- STATED EXERCISE -
Search the data below for the string "category". Extract every line that contains it.

- DATA FOR THE TASK -
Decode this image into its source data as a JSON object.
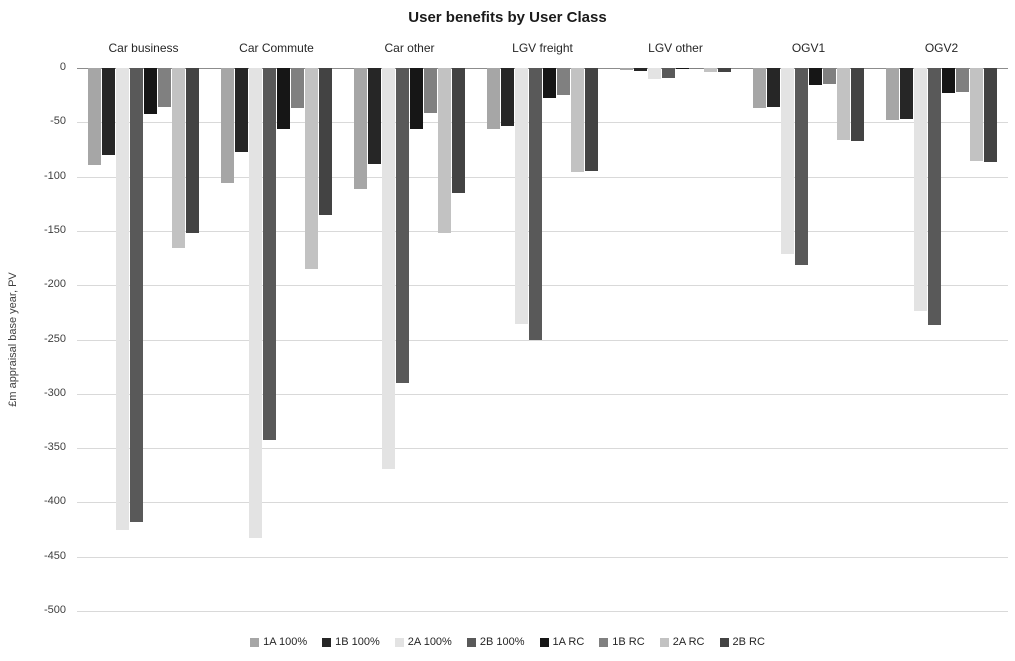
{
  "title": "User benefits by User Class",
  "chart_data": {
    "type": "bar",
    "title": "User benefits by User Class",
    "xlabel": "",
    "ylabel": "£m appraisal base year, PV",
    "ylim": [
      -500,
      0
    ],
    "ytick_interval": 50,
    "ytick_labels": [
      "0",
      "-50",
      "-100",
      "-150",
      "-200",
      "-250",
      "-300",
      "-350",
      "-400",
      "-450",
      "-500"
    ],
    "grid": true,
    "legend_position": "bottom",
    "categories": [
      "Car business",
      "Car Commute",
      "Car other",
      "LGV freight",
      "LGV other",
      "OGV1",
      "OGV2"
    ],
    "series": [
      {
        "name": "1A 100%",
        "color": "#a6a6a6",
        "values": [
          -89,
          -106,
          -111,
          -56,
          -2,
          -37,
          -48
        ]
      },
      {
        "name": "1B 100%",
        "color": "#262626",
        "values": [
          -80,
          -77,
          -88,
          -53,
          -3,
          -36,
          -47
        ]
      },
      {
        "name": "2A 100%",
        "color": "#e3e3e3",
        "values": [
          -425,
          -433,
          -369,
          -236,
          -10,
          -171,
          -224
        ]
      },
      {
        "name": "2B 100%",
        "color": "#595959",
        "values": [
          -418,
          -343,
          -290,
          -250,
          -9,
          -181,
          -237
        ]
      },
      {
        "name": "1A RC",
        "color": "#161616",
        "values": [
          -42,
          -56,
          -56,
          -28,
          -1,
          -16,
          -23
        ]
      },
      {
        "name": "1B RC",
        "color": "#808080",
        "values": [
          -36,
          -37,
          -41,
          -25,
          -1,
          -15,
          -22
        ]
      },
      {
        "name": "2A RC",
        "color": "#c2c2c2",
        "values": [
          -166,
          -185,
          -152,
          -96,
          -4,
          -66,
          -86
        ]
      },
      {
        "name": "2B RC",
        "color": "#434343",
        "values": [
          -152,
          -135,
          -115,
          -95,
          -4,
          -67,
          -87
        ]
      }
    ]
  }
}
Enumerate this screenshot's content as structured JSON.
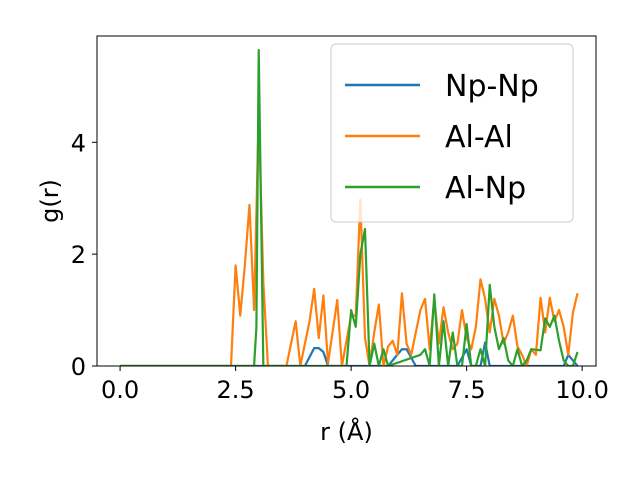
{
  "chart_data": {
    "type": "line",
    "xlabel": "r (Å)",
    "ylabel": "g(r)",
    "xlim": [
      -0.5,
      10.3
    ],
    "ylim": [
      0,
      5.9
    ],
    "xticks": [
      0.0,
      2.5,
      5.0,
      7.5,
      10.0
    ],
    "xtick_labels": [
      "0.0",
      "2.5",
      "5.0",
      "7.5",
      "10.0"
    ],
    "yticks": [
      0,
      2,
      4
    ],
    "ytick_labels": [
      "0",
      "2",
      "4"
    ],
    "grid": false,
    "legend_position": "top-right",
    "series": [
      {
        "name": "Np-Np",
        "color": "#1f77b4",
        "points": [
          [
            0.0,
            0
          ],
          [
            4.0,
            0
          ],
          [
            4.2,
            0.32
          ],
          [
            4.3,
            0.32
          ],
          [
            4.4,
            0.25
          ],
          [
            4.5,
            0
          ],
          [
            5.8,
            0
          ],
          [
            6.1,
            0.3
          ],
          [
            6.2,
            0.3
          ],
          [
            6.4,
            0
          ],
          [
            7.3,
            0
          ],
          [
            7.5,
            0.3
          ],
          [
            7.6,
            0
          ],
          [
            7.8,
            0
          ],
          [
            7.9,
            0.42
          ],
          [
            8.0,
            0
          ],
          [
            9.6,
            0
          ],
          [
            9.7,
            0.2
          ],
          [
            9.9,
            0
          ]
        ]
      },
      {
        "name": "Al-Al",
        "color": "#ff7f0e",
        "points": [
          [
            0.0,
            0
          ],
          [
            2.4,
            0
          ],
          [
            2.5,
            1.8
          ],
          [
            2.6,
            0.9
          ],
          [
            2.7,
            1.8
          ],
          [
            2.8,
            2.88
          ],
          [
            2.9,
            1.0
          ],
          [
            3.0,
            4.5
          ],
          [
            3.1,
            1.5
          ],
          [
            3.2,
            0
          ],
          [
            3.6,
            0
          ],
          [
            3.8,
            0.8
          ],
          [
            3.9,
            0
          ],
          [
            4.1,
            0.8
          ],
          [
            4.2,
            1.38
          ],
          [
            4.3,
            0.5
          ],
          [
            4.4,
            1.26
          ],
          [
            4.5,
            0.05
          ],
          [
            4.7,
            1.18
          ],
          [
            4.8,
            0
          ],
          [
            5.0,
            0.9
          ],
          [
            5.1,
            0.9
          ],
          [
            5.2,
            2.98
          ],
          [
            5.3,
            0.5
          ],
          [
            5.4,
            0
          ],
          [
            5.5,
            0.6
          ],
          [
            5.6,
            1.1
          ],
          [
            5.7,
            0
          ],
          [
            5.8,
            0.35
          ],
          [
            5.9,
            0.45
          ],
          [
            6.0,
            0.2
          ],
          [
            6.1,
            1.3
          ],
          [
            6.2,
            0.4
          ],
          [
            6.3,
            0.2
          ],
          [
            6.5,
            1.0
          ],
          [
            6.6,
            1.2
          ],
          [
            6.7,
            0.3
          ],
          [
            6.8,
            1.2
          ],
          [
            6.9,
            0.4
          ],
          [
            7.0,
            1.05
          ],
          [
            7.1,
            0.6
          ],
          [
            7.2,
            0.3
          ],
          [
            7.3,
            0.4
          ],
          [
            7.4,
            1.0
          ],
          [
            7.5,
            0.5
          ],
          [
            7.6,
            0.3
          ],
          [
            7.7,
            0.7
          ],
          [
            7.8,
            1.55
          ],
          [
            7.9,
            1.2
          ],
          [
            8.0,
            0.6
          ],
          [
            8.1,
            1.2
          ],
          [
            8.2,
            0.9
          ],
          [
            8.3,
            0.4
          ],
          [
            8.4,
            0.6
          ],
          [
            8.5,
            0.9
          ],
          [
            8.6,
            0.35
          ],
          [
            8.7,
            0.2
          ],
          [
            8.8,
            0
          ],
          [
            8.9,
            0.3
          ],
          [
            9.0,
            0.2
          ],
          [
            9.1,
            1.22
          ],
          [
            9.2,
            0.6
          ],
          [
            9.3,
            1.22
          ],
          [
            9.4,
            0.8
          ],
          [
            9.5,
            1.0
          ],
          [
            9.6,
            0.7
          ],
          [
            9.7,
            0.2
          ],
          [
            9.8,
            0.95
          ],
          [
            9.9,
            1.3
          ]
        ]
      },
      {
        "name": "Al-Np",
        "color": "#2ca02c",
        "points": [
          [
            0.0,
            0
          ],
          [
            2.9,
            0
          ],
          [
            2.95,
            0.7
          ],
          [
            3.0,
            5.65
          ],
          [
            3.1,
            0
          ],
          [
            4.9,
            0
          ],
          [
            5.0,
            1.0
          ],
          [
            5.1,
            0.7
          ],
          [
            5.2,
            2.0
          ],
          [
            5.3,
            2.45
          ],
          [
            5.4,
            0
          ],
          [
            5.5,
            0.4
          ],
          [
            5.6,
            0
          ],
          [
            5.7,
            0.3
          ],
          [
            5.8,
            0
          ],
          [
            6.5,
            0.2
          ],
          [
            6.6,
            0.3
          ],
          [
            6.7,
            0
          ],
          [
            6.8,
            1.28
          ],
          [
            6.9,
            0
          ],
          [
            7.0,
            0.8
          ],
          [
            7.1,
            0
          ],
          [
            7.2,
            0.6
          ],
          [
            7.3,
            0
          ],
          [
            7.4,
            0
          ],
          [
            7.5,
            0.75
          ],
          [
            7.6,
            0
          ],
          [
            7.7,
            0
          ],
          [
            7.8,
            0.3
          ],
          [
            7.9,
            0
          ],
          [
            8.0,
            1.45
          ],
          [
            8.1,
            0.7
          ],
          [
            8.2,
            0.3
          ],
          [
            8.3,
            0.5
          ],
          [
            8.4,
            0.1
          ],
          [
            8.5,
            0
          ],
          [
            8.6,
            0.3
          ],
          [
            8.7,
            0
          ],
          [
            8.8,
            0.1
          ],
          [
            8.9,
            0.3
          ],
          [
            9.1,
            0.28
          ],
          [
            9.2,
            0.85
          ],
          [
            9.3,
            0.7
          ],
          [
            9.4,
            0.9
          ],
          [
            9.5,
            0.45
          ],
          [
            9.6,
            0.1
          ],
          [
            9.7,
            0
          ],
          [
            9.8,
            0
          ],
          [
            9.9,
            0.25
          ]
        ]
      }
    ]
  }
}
...
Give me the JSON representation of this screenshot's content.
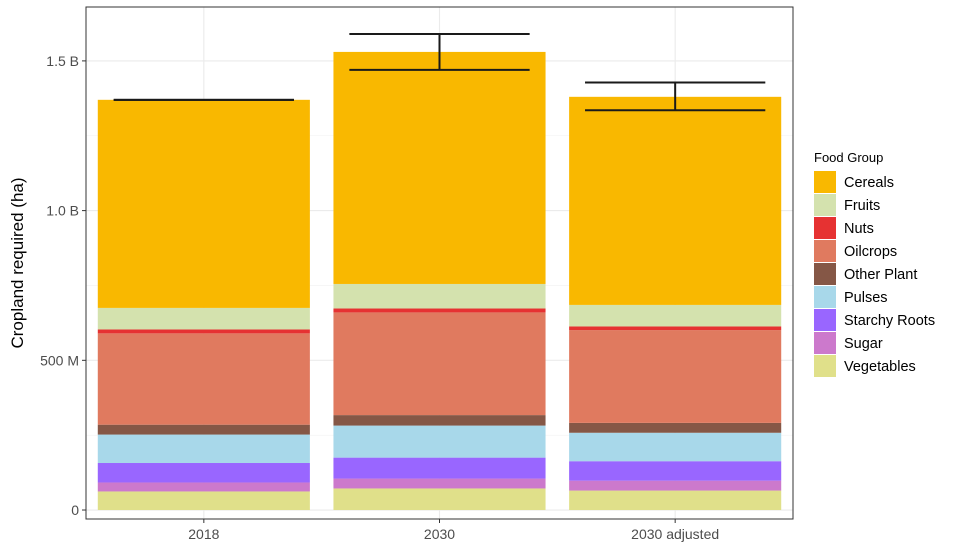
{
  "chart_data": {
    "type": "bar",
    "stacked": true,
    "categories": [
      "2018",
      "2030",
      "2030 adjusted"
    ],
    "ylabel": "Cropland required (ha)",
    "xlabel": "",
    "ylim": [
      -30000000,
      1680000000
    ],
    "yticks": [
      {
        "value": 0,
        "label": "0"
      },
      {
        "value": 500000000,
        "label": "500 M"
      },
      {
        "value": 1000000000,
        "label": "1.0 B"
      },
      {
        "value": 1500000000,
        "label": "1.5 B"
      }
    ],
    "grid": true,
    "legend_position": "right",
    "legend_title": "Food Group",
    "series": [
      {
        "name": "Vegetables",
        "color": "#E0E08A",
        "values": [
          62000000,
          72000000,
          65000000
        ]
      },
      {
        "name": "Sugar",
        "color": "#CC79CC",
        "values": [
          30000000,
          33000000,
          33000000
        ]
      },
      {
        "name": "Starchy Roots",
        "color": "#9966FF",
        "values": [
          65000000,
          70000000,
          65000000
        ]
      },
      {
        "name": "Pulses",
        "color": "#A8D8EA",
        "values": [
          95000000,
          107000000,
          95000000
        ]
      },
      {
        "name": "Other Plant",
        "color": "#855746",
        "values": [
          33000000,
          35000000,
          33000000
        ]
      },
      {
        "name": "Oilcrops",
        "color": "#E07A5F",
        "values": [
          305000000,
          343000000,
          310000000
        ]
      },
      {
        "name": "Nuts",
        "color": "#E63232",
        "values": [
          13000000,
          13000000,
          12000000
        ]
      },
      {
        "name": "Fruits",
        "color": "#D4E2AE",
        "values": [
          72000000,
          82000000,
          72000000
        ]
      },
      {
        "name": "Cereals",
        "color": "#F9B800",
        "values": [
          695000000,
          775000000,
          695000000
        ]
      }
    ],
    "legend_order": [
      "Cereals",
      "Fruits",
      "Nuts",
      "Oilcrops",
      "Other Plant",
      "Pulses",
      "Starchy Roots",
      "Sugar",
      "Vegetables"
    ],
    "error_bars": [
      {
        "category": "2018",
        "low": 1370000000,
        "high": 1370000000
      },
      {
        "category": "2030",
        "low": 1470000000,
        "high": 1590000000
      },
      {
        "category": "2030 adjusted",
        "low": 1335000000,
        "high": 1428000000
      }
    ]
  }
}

- FINAL RESULT -
        "category": "2018",
        "category": "2030",
        "category": "2030 adjusted",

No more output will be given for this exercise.